> Prompt
Locate the word "JSON" in the material, then show every line that holds it.

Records
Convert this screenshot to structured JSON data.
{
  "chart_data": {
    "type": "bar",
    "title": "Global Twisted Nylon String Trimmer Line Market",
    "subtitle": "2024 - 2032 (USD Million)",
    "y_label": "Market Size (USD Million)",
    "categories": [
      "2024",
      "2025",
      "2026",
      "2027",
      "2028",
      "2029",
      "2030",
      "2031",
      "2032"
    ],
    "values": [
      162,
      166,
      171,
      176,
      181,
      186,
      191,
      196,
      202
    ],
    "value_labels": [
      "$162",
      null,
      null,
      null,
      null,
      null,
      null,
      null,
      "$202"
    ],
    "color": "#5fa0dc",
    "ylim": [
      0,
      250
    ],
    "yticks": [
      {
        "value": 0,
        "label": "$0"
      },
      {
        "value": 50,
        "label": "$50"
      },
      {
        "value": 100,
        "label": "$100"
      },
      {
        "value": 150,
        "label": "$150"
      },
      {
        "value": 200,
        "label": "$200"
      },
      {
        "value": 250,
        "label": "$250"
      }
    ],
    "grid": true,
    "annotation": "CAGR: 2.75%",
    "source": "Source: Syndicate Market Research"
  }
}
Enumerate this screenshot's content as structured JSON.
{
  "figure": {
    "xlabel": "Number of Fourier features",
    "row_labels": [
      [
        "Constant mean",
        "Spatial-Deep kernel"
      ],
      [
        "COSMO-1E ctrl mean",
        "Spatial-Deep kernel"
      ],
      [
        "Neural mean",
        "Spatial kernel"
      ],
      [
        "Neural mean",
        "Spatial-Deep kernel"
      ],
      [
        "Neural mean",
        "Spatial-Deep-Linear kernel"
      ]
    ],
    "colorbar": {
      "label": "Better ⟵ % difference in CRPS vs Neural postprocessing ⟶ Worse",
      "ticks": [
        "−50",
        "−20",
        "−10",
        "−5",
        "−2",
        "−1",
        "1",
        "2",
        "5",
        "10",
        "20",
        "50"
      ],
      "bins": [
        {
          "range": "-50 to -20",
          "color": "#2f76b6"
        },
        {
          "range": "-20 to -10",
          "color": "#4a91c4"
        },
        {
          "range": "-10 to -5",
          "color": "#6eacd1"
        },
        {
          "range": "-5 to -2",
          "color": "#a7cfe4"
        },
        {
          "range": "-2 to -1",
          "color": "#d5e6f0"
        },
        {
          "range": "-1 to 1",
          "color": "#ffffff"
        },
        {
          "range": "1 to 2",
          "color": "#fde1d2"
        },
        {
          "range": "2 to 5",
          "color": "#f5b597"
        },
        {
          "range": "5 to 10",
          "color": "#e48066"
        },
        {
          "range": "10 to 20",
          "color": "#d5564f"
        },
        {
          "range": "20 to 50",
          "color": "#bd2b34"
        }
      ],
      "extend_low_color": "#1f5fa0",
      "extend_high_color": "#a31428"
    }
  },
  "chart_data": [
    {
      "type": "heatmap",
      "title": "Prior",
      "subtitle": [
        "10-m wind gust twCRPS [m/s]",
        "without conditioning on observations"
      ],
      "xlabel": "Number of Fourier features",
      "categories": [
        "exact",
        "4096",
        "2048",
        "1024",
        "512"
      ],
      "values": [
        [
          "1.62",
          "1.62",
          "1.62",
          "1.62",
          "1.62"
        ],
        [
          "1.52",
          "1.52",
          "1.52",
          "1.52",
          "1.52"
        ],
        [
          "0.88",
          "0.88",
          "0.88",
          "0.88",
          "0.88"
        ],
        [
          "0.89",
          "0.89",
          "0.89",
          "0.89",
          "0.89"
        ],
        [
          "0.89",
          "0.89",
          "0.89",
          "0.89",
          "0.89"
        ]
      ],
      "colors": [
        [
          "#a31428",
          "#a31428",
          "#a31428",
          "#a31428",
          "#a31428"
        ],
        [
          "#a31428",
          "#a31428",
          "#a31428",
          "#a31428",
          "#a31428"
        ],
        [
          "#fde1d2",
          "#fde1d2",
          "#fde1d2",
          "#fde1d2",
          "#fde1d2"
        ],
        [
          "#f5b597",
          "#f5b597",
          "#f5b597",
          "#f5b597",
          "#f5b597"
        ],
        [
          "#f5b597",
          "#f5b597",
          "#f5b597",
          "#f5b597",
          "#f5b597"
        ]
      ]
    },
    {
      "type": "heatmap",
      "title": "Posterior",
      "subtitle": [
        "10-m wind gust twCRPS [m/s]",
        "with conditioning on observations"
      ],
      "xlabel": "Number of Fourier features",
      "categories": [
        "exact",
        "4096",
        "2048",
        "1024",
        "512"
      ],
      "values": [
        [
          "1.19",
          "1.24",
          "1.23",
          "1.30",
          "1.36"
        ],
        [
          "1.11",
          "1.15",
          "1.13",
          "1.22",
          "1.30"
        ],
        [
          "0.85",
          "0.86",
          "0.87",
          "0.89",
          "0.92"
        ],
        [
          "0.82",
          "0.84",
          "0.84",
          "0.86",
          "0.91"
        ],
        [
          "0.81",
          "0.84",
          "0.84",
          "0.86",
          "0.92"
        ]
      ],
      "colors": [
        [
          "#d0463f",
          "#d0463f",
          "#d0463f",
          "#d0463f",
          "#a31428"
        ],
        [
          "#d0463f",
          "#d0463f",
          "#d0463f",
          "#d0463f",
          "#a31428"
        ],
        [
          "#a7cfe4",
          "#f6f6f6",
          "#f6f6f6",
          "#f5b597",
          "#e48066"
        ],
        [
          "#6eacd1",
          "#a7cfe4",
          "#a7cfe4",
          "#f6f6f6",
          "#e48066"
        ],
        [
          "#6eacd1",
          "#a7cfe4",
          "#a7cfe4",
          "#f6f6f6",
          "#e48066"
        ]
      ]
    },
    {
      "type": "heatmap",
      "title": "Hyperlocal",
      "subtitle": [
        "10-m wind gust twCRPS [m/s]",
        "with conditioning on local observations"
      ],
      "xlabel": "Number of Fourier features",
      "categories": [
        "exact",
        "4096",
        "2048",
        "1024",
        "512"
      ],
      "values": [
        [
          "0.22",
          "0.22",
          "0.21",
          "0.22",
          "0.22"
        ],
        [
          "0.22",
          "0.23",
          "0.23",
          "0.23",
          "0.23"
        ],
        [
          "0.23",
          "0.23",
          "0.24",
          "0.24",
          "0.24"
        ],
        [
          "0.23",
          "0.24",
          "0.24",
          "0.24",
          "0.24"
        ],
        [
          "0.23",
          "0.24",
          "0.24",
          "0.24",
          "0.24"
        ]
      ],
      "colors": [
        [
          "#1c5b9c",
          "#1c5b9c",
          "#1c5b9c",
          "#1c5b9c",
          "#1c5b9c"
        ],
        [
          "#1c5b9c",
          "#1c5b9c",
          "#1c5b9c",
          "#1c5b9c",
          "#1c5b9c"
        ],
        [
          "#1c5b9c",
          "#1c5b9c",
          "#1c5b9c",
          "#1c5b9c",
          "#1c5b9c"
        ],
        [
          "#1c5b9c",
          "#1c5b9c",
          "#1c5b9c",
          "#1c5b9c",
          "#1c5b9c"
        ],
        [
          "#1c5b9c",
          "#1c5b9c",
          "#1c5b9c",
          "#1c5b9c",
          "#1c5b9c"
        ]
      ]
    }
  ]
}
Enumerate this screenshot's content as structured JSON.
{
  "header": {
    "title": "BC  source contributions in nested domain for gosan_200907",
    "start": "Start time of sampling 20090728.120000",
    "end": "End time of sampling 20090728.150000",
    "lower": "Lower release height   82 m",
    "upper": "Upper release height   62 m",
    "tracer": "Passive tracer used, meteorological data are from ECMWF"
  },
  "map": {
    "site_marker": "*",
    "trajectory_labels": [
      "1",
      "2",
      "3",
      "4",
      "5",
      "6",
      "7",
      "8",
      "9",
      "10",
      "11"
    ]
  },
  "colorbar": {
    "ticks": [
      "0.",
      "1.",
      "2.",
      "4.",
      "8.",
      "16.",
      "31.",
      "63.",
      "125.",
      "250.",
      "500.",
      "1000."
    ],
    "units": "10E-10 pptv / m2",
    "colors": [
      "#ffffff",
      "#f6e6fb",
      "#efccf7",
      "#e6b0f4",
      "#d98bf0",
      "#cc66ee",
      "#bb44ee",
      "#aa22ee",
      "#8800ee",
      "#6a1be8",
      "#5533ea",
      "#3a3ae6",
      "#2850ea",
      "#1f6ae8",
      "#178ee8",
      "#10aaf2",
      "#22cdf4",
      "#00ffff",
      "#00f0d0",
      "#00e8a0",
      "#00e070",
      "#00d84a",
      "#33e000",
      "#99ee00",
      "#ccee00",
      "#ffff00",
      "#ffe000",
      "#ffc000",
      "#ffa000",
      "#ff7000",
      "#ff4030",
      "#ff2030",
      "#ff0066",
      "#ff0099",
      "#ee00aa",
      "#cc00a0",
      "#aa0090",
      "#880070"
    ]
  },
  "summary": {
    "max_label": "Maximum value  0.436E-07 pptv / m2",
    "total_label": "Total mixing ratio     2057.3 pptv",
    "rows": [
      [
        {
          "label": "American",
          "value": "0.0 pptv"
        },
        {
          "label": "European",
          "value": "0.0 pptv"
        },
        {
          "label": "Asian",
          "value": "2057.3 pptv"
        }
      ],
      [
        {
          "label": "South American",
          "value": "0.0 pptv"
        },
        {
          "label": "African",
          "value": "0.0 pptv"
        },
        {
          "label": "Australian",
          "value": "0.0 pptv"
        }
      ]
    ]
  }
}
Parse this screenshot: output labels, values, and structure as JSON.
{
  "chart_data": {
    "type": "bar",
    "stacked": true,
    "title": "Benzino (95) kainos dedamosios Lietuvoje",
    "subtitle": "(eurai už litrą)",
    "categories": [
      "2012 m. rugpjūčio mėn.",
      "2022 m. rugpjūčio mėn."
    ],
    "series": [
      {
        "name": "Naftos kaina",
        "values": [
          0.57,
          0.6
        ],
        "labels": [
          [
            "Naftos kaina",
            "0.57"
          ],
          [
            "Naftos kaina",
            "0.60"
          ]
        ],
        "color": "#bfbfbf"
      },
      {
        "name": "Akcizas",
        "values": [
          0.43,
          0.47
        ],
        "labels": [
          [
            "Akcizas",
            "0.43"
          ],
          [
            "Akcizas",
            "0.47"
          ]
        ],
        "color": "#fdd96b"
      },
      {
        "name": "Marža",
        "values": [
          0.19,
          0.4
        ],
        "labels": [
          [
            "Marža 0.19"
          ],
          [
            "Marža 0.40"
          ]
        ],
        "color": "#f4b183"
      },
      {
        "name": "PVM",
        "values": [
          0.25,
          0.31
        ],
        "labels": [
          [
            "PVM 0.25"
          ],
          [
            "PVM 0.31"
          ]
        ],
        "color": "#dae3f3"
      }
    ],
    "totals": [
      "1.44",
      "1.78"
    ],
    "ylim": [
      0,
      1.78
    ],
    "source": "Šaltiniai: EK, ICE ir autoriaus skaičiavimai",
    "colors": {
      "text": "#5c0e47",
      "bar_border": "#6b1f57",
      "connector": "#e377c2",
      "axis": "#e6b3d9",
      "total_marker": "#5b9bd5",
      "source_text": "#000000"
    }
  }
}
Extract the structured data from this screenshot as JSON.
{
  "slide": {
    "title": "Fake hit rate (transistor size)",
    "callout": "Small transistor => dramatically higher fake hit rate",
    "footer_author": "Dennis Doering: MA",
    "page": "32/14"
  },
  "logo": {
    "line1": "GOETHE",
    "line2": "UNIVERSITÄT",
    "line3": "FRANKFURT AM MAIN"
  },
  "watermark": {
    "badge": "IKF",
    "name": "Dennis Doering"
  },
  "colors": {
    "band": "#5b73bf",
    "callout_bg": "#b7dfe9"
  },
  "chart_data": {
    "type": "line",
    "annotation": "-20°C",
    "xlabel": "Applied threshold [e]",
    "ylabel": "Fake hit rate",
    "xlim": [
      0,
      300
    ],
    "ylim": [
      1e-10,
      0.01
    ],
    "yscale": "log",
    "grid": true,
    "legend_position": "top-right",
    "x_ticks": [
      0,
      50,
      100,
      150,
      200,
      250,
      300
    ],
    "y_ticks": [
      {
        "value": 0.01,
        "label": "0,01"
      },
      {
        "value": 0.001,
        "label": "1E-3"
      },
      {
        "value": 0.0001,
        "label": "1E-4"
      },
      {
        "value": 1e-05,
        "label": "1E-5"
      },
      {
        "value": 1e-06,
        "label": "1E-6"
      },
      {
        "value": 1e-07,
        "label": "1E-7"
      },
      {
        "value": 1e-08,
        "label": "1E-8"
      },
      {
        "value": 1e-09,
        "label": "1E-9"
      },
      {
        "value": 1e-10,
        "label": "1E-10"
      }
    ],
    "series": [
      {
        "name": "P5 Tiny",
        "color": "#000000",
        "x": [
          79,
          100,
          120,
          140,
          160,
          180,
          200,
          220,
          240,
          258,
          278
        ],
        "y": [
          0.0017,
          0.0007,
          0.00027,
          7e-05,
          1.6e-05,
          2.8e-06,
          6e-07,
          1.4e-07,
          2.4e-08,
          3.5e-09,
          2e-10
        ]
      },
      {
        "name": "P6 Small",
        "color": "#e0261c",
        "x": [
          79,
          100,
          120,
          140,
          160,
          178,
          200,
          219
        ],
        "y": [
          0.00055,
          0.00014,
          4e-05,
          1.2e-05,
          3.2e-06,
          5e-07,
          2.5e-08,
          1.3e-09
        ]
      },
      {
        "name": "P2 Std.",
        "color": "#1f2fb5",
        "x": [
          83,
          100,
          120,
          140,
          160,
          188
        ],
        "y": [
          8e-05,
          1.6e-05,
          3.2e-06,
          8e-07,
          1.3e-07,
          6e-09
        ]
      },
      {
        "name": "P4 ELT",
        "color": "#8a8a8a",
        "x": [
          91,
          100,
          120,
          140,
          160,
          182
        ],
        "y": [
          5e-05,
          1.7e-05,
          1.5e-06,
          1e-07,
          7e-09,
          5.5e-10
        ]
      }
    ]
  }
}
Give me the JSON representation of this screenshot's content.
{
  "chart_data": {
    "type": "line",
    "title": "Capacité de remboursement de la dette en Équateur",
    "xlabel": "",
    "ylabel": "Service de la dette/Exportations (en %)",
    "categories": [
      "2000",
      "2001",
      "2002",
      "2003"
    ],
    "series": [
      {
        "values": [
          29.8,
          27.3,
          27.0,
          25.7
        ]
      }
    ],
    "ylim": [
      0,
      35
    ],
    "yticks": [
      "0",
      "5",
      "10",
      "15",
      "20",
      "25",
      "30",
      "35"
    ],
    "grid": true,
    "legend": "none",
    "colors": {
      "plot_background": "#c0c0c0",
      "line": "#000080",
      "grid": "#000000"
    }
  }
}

> Exercise solution
Convert this screenshot to structured JSON data.
Enumerate this screenshot's content as structured JSON.
Enumerate this screenshot's content as structured JSON.
Parse this screenshot: output labels, values, and structure as JSON.
Extract the structured data from this screenshot as JSON.
Give me the JSON representation of this screenshot's content.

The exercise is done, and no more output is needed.